Document text
__________
2

I'd like to use a Python library (pyod, latest) in a UDF that has a dependency on Numba (>= 0.50). I created an Aggregation UDF in Python and I am not new to the concept.

I got an error during while starting the job immediately after job execution.

Caused by: java.lang.RuntimeException: Error received from SDK harness for instruction 1: Traceback (most recent call last):
  File "/home/ubuntu/miniconda3/envs/py38/lib/python3.8/site-packages/apache_beam/runners/worker/sdk_worker.py", line 289, in _execute
    response = task()
  File "/home/ubuntu/miniconda3/envs/py38/lib/python3.8/site-packages/apache_beam/runners/worker/sdk_worker.py", line 362, in <lambda>
    lambda: self.create_worker().do_instruction(request), request)
__________
Entries shown
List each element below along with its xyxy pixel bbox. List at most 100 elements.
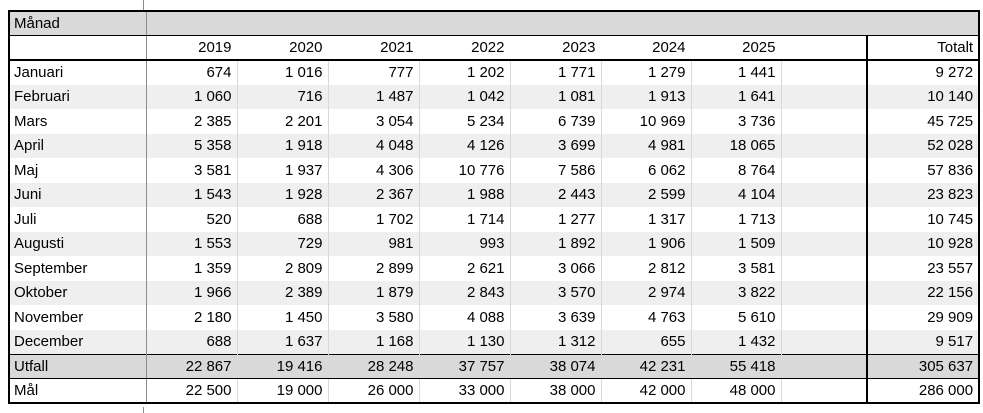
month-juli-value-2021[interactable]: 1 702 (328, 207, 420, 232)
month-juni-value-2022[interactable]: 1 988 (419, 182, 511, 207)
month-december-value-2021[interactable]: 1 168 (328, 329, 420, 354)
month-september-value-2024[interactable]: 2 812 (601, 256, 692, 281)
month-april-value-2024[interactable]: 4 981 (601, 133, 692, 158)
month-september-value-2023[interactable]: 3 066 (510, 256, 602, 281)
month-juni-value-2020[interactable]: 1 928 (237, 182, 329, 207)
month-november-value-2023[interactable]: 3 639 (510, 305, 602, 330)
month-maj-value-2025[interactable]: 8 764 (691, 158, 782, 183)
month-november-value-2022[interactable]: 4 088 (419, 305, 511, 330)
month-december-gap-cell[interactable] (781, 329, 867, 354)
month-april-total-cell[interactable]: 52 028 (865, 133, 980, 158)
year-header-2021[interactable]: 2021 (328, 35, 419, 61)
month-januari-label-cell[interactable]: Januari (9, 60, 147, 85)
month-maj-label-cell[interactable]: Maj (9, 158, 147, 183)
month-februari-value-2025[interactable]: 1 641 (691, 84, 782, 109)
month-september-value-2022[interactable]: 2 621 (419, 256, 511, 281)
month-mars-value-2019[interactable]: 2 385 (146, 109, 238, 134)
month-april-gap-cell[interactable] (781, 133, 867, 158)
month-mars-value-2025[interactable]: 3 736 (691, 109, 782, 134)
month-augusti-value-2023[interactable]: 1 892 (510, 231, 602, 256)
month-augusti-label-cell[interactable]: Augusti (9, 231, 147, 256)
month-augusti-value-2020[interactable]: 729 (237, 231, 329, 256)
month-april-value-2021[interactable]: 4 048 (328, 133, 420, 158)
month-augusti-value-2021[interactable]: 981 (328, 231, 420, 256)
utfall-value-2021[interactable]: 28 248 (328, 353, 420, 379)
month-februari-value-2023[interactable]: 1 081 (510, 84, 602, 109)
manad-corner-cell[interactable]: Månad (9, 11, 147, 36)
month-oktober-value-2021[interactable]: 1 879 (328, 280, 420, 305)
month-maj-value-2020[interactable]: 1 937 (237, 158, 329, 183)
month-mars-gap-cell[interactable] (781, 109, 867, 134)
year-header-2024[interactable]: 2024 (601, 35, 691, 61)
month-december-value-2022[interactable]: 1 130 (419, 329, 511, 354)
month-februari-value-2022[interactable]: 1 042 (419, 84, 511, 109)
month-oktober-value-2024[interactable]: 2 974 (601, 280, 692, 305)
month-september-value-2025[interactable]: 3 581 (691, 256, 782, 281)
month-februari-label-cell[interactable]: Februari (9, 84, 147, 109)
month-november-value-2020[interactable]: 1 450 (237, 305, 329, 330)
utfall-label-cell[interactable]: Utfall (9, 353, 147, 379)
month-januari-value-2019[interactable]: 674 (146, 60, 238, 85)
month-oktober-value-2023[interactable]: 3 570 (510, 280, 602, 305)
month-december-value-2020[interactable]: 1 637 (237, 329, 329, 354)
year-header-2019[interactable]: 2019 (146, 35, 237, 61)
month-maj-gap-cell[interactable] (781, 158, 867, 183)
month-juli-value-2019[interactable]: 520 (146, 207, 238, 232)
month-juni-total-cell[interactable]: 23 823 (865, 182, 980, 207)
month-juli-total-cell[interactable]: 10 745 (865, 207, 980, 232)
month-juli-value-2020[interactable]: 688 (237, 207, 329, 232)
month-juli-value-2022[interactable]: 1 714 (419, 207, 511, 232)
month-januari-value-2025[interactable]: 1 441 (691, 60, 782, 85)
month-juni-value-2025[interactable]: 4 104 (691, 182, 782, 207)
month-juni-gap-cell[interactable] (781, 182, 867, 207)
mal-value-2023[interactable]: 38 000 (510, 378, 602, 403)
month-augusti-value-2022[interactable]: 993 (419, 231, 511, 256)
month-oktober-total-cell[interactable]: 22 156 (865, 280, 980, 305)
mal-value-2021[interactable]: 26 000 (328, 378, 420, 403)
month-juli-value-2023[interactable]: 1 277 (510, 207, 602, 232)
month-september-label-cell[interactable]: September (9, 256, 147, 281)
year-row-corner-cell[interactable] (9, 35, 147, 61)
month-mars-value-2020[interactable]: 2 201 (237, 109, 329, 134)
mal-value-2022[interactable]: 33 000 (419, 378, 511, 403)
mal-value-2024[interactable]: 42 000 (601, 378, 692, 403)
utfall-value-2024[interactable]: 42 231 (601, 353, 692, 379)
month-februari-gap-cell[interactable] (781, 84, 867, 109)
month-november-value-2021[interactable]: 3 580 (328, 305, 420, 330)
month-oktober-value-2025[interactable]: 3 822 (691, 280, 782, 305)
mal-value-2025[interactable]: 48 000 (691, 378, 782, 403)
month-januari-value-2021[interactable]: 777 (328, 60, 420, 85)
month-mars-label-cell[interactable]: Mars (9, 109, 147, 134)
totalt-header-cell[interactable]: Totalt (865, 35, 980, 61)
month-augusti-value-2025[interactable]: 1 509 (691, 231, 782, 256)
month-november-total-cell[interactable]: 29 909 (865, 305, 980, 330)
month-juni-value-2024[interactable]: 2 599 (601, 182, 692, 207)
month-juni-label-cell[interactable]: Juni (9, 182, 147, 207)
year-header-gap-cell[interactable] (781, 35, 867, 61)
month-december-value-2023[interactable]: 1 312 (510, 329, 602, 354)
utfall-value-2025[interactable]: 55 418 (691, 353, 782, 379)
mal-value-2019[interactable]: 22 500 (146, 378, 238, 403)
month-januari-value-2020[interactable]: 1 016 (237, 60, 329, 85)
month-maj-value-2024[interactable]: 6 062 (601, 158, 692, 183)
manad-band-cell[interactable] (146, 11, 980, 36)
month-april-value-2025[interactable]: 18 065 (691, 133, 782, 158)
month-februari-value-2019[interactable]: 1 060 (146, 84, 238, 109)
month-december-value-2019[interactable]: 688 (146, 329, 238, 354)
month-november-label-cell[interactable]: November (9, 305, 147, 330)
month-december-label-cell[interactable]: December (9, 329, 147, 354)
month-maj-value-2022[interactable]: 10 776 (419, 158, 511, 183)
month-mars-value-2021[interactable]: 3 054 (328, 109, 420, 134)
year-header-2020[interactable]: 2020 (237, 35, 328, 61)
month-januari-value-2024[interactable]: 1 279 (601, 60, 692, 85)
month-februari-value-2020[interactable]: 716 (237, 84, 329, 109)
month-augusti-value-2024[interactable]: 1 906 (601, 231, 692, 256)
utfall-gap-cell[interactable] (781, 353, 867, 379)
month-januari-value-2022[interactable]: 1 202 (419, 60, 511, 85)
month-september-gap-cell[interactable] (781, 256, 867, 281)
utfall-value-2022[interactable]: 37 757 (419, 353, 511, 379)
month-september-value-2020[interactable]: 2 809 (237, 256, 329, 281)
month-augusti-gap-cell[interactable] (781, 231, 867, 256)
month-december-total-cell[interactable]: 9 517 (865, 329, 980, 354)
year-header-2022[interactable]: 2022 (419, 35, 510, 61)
__________
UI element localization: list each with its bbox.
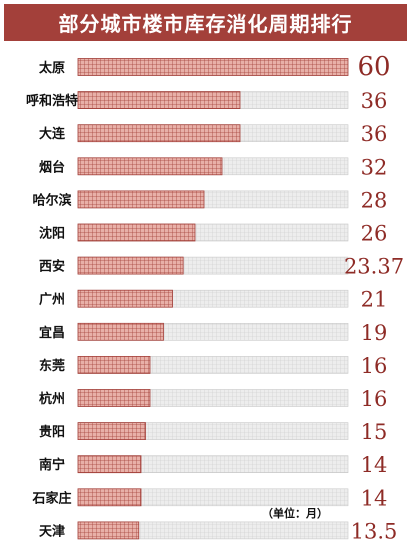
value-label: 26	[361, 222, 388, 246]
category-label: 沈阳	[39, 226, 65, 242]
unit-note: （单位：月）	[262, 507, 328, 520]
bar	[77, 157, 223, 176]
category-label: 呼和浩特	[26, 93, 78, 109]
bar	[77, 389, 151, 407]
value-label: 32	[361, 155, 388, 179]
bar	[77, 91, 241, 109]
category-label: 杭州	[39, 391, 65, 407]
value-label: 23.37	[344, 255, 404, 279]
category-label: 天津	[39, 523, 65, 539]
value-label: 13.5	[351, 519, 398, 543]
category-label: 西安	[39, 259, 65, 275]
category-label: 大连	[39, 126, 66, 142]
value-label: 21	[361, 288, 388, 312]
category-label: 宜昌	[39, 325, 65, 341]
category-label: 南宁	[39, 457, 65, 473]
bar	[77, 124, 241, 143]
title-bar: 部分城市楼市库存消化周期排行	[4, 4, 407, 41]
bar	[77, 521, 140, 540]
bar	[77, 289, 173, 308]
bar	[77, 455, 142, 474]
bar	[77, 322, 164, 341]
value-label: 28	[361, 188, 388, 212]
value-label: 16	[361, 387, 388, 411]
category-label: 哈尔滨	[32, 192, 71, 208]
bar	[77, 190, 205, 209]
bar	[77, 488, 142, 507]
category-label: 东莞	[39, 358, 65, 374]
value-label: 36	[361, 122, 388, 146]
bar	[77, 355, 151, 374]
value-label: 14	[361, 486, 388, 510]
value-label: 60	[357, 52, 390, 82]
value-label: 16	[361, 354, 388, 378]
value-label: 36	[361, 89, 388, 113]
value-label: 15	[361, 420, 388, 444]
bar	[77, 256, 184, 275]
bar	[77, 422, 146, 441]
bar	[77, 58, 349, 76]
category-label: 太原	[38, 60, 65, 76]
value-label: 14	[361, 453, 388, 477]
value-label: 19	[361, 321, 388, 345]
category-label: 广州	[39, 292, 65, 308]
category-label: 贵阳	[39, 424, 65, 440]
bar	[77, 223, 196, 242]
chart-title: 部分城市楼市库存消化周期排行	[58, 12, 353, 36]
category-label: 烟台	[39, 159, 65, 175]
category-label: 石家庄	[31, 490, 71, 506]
__________
Goal 1
In the forum post, what minimum version of Numba does the Python library require?
Goal 2
List, in order, the directories that appear between "site-packages" and "sdk_worker.py" in the file paths of the forum post's traceback.
Goal 3
Copy the part of the forum post that begins at the words "I'd like to" and ends after the words "to the concept.".
Answer from the forum post alone.

Written reply 1
Version 0.50 (Numba >= 0.50).

Written reply 2
apache_beam, runners, worker

Written reply 3
I'd like to use a Python library (pyod, latest) in a UDF that has a dependency on Numba (>= 0.50). I created an Aggregation UDF in Python and I am not new to the concept.